** Source extract **
▬▬▬
Books and Borrowing 1750-1830

Agricultural Improvement at Westerkirk Library

Westerkirk in a detail from John Ainslie, The environs of Edinburgh, Haddington, Dunse, Kelso, Jedburgh, Hawick, Selkirk, Peebles, Langholm and Annan (1812). Courtesy of National Library of Scotland.

One of the fascinating things about working on the records of Westerkirk Parish Library has been watching the way its borrowing records reflect a gradual transition from a miners’ library in the 1790s, to a rural subscription library by the 1810s. This long-term shift is suggested by descriptions of Westerkirk parish and its library in what are often referred to as the “Old” and “New” Statistical Accounts of Scotland, published 1791-99 and 1834-45 respectively. The entry for the “Old” Statistical Account was written by the minister of Westerkirk parish, Reverend William Little, who incidentally donated two volumes of Horne on the Psalms at the library’s inception in 1793. Little records that  ‘The miners are at work only 6 hours a-day; and to encourage them to read, a present was, some months ago, made them in books, by the company, to the value of 15l.; and these, with others, which the workmen have since been able to purchase, amount at present to 120 volumes.’[1]

For Little, the newly founded library was very much for the use of the Jamestown mine and its workers, rather than the parish in general. The entry for Westerkirk in the “New” Statistical Account, on the other hand, suggests the library’s impact on its wider rural environs, noting that,  ‘the lower classes are sober and intelligent. The generality of them are fond of reading; and, as they have an ample supply of books, the shepherds in particular have acquired a degree of knowledge and information beyond what might have been expected from their situation in life’.[2]

Some of the agricultural titles in Westerkirk’s Catalogue. Courtesy of the Trustees of Westerkirk Parish Library.
▬▬▬
** Dataset section **
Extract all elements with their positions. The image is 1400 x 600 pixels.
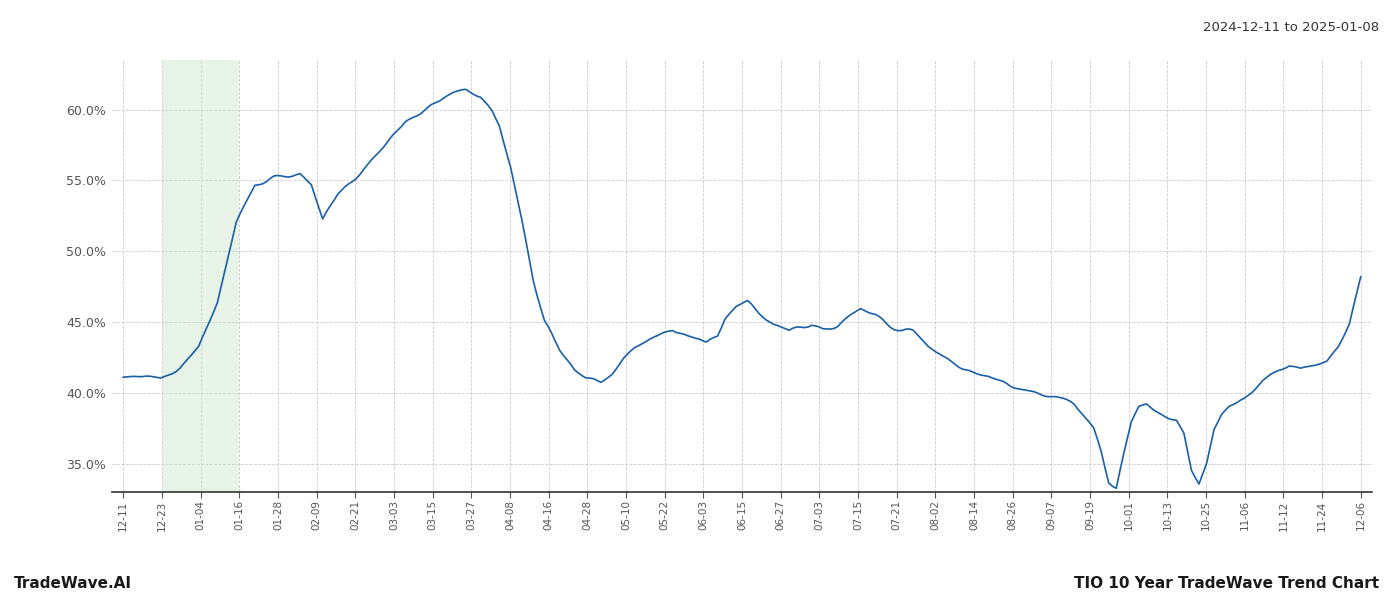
▬▬▬
** Problem requirements **
Can you repeat everything in the Westerkirk library piece from "Westerkirk in a" down to "Library of Scotland.", word for word? The data here come from a different source than the Westerkirk library piece.

** Output of the exercise **
Westerkirk in a detail from John Ainslie, The environs of Edinburgh, Haddington, Dunse, Kelso, Jedburgh, Hawick, Selkirk, Peebles, Langholm and Annan (1812). Courtesy of National Library of Scotland.